Objective -
All lines holding the string "that" are to be shown.
-------- Data extract
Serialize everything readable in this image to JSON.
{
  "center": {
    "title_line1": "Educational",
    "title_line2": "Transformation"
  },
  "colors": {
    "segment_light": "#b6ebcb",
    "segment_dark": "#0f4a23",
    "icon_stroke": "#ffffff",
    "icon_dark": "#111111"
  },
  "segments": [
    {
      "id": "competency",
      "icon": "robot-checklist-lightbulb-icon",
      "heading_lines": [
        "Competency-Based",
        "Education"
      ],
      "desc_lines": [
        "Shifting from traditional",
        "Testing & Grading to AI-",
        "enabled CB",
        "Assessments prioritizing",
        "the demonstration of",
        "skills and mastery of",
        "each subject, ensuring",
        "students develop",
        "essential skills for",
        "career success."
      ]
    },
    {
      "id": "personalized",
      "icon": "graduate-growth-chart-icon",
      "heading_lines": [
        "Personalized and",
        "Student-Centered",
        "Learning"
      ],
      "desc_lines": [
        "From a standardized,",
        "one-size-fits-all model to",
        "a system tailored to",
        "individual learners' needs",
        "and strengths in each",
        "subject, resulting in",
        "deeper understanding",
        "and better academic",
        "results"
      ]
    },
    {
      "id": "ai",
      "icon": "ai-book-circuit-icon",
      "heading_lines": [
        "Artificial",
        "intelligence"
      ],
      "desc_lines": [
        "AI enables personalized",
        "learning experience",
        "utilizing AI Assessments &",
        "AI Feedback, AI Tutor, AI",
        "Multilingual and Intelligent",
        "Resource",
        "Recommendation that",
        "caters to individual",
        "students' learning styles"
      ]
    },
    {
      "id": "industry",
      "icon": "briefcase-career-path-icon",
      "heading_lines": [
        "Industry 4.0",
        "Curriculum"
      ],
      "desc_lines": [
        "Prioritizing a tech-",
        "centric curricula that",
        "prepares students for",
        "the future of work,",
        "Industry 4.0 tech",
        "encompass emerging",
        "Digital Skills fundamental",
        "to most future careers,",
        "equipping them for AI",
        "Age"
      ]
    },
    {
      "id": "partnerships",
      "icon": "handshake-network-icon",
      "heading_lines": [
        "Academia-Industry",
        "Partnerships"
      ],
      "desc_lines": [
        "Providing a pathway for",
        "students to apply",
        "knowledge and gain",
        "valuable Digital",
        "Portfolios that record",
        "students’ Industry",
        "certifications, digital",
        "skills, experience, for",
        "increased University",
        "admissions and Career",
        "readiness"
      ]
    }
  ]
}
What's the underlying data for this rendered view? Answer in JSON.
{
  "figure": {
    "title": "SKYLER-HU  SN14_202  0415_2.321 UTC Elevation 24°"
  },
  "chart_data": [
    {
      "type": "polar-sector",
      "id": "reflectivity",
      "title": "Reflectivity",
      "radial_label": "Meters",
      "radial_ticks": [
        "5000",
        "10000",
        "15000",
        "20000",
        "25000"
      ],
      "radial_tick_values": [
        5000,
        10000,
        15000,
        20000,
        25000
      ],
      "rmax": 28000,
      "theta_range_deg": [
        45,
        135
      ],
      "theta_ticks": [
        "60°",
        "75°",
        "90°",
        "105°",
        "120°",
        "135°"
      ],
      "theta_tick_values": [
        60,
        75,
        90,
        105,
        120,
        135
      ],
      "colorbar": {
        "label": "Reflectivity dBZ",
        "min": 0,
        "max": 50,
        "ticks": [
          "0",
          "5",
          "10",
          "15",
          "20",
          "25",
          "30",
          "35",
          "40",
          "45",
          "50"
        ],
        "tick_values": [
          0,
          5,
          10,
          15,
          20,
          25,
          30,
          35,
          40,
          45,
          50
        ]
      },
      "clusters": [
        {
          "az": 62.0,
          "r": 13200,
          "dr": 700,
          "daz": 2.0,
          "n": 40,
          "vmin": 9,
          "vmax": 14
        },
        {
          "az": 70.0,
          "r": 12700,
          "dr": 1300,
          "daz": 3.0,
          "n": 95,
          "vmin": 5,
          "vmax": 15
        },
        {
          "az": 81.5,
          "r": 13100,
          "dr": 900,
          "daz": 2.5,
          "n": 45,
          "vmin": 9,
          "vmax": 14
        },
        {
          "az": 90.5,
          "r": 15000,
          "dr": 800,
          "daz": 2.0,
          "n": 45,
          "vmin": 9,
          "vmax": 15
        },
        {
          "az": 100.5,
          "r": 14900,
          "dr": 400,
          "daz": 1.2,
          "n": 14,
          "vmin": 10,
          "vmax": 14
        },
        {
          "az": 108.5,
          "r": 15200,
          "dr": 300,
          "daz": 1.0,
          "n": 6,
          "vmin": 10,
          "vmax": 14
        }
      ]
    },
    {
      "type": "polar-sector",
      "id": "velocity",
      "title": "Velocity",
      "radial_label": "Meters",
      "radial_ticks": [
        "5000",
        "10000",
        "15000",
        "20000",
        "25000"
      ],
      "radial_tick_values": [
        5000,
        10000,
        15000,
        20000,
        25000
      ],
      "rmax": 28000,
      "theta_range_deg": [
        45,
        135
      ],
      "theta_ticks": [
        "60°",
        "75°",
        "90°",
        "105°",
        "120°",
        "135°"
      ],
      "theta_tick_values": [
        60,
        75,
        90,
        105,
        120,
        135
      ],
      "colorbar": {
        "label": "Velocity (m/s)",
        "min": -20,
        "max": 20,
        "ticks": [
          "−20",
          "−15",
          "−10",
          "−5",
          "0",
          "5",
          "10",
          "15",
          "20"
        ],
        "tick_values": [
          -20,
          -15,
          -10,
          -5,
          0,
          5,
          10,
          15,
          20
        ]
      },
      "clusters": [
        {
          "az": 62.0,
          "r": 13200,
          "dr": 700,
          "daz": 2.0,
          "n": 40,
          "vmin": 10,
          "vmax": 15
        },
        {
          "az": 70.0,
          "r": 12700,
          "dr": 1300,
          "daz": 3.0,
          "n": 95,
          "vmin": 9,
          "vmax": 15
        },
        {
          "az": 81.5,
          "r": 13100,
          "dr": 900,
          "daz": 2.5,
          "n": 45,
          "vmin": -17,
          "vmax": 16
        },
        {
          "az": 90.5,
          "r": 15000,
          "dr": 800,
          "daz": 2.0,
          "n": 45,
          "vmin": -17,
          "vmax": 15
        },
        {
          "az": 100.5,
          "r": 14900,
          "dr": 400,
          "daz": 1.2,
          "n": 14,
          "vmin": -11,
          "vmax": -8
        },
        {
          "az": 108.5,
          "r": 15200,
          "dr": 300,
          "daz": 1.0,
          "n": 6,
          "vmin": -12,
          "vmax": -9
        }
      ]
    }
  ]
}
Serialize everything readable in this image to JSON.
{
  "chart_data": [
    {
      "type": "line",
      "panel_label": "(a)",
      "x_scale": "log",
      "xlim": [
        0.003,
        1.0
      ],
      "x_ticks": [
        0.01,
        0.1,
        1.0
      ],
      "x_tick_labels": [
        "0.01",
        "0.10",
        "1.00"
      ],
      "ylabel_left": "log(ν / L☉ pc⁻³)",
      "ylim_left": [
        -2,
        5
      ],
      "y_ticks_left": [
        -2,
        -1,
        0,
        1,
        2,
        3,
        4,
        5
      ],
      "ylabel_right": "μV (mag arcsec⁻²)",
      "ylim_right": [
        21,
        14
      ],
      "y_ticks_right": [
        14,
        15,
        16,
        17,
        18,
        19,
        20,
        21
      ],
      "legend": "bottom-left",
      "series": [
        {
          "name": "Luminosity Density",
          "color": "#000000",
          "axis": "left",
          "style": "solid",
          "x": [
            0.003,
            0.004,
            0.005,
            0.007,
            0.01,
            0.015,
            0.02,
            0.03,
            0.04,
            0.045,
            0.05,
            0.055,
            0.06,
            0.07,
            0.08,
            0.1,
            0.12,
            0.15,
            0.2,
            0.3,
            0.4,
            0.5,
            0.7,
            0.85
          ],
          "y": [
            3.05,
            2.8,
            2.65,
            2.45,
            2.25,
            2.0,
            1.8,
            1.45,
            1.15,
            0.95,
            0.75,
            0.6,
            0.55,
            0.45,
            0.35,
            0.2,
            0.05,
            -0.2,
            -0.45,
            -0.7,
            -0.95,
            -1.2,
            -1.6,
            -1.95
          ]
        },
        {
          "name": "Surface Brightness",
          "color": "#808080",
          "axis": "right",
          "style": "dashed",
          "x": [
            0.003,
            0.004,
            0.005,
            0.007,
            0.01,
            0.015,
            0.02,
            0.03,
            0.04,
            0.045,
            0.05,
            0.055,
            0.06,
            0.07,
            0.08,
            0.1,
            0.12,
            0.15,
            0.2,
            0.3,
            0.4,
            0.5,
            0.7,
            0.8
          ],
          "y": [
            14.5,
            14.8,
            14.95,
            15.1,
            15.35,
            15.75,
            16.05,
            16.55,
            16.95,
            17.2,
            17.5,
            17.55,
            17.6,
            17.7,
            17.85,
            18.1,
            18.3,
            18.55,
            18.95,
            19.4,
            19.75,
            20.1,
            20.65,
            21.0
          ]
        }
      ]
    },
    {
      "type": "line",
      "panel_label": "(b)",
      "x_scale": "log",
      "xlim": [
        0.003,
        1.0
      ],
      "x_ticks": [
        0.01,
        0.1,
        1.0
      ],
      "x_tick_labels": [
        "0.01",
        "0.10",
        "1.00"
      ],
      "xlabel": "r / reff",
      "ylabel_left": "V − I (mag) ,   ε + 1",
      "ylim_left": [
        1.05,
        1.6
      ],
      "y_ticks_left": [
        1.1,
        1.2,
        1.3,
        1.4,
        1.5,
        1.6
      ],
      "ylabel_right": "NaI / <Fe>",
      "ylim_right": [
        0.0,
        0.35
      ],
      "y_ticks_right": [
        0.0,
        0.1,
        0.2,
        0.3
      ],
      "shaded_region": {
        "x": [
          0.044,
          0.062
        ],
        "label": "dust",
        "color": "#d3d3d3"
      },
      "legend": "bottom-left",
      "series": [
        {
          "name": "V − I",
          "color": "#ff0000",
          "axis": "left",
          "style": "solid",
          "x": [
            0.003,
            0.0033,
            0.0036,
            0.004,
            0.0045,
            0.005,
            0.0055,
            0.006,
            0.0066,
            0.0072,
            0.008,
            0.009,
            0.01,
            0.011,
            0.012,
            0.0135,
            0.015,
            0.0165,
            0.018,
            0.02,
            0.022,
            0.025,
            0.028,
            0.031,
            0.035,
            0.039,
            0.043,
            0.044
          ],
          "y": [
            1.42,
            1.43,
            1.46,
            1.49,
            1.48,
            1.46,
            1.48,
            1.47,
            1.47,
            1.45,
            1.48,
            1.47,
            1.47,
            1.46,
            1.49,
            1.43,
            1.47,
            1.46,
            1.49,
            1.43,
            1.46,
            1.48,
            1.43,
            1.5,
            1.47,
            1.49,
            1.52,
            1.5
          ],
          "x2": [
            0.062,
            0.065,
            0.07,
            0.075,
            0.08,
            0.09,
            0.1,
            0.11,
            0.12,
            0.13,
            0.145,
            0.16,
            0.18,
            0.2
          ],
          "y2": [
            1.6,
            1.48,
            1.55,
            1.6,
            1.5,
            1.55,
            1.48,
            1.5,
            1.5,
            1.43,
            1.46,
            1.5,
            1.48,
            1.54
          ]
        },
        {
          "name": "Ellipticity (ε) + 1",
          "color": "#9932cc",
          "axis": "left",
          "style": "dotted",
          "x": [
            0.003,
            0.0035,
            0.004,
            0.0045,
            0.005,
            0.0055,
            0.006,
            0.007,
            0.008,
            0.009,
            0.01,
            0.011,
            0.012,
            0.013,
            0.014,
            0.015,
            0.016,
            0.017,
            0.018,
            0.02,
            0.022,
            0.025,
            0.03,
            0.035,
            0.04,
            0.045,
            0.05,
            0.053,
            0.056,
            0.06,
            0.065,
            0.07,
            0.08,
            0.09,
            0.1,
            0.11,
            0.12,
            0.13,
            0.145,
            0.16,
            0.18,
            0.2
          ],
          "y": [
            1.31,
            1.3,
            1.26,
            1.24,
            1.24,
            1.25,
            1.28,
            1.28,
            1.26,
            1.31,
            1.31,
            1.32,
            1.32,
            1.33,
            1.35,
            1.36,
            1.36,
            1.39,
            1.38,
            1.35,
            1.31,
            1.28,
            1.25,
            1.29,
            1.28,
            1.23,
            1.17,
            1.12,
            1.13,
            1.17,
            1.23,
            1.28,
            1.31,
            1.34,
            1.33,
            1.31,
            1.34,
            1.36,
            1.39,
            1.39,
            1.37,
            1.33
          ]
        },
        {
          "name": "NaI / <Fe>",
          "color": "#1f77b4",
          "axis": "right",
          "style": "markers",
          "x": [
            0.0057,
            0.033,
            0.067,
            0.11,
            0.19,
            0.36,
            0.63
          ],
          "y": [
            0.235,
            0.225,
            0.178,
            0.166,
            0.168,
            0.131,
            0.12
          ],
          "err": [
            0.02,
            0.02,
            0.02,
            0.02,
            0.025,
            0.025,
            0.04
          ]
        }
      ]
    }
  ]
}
----------------
Answer in full -
        "Recommendation that",
        "centric curricula that",
        "Portfolios that record",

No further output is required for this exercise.